**What this task involves**.
Count the rows below that contain the string "close", and give only that number.

==============================

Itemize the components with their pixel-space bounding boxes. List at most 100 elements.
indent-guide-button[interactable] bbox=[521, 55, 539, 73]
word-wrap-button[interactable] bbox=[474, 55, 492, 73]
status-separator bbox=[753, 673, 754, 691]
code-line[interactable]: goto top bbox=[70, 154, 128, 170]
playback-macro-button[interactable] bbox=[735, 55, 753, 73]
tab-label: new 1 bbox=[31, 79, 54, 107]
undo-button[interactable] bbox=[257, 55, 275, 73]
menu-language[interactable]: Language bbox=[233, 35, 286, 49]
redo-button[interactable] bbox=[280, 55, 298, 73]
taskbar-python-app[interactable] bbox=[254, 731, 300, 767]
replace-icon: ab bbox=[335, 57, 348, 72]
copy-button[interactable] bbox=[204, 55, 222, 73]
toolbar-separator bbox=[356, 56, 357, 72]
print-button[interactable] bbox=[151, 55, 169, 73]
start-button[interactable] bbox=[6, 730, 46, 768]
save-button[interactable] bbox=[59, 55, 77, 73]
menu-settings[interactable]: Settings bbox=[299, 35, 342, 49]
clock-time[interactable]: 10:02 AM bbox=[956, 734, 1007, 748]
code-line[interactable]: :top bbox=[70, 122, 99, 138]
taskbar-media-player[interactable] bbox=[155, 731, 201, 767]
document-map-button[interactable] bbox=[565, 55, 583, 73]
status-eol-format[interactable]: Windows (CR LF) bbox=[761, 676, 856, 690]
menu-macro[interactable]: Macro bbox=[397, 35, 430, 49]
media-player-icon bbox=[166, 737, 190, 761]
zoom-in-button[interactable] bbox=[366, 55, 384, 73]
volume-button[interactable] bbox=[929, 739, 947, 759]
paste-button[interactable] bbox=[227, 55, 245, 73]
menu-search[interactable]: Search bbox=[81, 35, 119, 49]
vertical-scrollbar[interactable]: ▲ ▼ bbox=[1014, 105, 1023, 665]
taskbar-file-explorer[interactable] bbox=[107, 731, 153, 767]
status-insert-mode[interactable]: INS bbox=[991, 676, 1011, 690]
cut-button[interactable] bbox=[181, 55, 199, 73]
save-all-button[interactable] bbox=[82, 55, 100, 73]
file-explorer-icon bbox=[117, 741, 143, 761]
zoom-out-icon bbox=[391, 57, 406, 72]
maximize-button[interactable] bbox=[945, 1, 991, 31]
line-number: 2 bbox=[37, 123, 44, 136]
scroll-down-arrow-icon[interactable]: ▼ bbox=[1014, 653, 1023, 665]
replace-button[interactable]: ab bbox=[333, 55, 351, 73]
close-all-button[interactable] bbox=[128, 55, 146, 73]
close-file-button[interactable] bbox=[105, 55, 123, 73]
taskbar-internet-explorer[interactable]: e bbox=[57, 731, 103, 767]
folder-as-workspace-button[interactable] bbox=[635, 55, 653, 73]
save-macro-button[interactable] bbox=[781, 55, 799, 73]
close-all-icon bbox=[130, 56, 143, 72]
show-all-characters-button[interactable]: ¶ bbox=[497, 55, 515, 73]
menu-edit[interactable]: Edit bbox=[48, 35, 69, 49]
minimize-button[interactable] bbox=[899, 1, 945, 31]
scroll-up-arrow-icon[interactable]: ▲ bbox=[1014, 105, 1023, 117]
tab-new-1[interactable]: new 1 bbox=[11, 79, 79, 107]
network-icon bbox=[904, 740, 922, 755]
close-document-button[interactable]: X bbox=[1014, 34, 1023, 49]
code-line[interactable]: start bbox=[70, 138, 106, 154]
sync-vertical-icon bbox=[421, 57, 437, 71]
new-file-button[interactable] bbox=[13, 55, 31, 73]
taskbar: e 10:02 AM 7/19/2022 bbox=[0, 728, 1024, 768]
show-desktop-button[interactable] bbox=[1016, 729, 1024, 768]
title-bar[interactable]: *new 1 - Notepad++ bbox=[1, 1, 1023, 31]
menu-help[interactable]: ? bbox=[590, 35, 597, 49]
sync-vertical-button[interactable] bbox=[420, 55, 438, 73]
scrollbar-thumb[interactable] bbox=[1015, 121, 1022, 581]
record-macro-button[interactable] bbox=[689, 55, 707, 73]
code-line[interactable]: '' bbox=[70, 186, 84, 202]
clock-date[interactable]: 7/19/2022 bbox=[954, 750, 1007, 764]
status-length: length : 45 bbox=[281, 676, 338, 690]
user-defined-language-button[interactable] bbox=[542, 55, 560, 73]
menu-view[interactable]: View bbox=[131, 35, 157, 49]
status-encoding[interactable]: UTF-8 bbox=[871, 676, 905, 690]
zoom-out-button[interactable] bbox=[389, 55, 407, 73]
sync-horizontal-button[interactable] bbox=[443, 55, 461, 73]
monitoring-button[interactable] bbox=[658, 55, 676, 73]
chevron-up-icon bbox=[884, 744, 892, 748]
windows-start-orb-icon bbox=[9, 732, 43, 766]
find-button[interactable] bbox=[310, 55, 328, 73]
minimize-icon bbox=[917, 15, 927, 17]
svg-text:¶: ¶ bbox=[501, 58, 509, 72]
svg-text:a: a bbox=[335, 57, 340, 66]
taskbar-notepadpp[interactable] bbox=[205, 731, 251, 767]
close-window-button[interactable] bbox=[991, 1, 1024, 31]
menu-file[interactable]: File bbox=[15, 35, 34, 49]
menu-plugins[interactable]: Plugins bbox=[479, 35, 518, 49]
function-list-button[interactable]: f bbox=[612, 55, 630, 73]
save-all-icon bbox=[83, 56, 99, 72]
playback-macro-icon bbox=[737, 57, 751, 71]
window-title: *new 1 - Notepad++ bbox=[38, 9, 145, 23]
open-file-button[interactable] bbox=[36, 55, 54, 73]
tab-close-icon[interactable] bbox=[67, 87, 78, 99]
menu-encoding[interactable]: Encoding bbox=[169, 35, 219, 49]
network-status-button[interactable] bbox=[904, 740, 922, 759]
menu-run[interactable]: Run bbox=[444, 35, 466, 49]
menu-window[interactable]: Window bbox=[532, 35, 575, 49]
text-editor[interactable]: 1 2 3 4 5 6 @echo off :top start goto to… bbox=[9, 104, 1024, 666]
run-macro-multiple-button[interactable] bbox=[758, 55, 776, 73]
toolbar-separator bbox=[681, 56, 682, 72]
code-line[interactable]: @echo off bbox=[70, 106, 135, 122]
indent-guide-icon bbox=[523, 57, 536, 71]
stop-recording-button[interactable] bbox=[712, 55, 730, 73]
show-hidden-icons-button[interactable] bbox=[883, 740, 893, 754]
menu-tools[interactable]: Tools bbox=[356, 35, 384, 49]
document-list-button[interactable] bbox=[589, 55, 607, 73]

==============================

**Exercise output**.
6